**PROBLEM DESCRIPTION:** Extract the lines that hold the string "JSON".

**EXERCISE DATA:**
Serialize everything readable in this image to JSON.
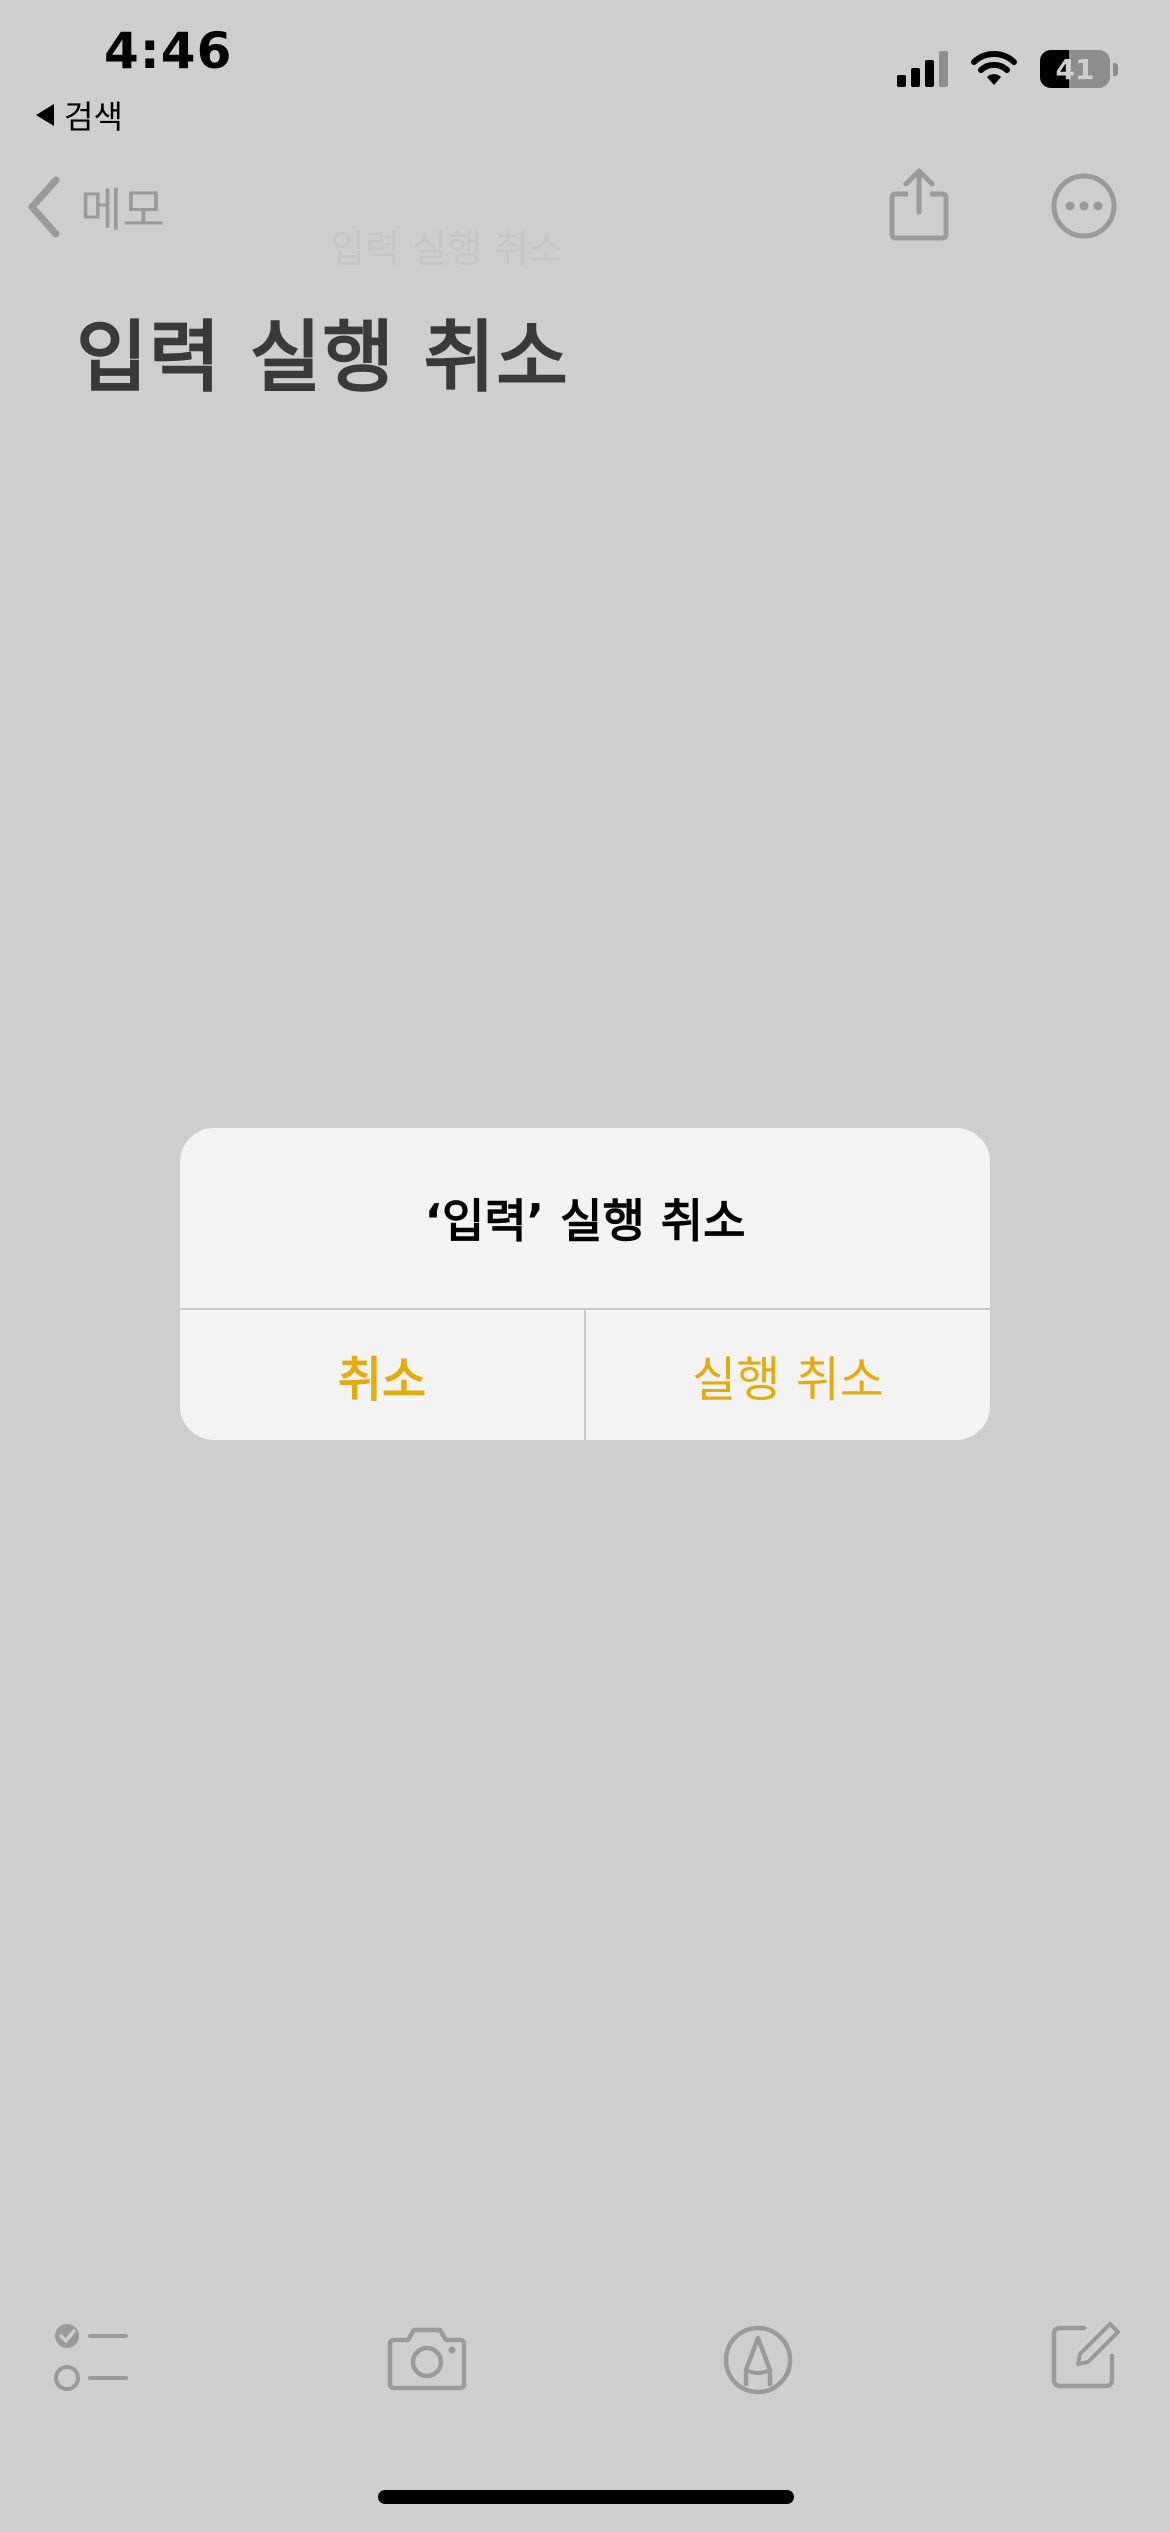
{
  "status_bar": {
    "time": "4:46",
    "back_label": "검색",
    "battery_level": "41"
  },
  "nav": {
    "back_label": "메모",
    "faint_title": "입력 실행 취소"
  },
  "note": {
    "title": "입력 실행 취소"
  },
  "alert": {
    "title": "‘입력’ 실행 취소",
    "cancel_label": "취소",
    "undo_label": "실행 취소"
  },
  "colors": {
    "background": "#cecece",
    "alert_background": "#f3f3f3",
    "accent": "#e3ab10",
    "dimmed_icon": "#9a9a9a"
  },
  "icons": {
    "checklist": "checklist-icon",
    "camera": "camera-icon",
    "markup": "pen-tip-circle-icon",
    "compose": "compose-icon",
    "share": "share-icon",
    "more": "ellipsis-circle-icon"
  }
}
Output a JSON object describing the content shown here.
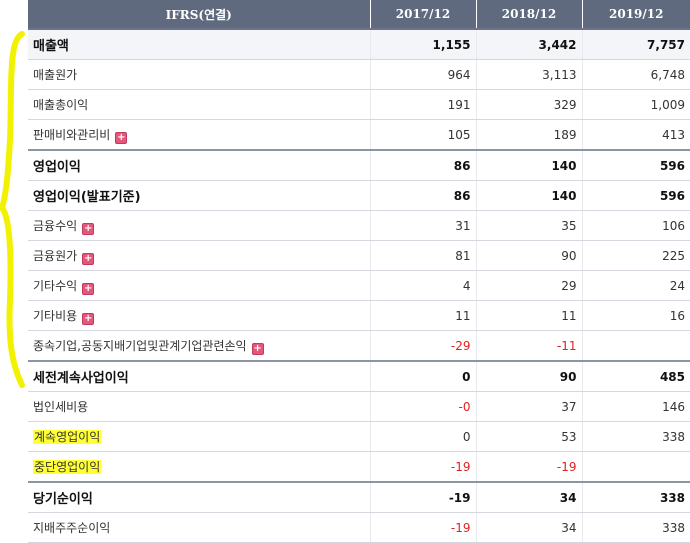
{
  "header": {
    "label_col": "IFRS(연결)",
    "periods": [
      "2017/12",
      "2018/12",
      "2019/12"
    ]
  },
  "rows": [
    {
      "label": "매출액",
      "values": [
        "1,155",
        "3,442",
        "7,757"
      ]
    },
    {
      "label": "매출원가",
      "values": [
        "964",
        "3,113",
        "6,748"
      ]
    },
    {
      "label": "매출총이익",
      "values": [
        "191",
        "329",
        "1,009"
      ]
    },
    {
      "label": "판매비와관리비",
      "values": [
        "105",
        "189",
        "413"
      ]
    },
    {
      "label": "영업이익",
      "values": [
        "86",
        "140",
        "596"
      ]
    },
    {
      "label": "영업이익(발표기준)",
      "values": [
        "86",
        "140",
        "596"
      ]
    },
    {
      "label": "금융수익",
      "values": [
        "31",
        "35",
        "106"
      ]
    },
    {
      "label": "금융원가",
      "values": [
        "81",
        "90",
        "225"
      ]
    },
    {
      "label": "기타수익",
      "values": [
        "4",
        "29",
        "24"
      ]
    },
    {
      "label": "기타비용",
      "values": [
        "11",
        "11",
        "16"
      ]
    },
    {
      "label": "종속기업,공동지배기업및관계기업관련손익",
      "values": [
        "-29",
        "-11",
        ""
      ]
    },
    {
      "label": "세전계속사업이익",
      "values": [
        "0",
        "90",
        "485"
      ]
    },
    {
      "label": "법인세비용",
      "values": [
        "-0",
        "37",
        "146"
      ]
    },
    {
      "label": "계속영업이익",
      "values": [
        "0",
        "53",
        "338"
      ]
    },
    {
      "label": "중단영업이익",
      "values": [
        "-19",
        "-19",
        ""
      ]
    },
    {
      "label": "당기순이익",
      "values": [
        "-19",
        "34",
        "338"
      ]
    },
    {
      "label": "지배주주순이익",
      "values": [
        "-19",
        "34",
        "338"
      ]
    }
  ],
  "expand_icon": "plus-icon",
  "colors": {
    "header_bg": "#5f6a7f",
    "negative": "#e02020",
    "highlight": "#ffff33",
    "brace": "#f2f200"
  }
}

**WRITTEN SOLUTION:**
Serialize everything readable in this image to JSON.
Output a JSON object describing the content shown here.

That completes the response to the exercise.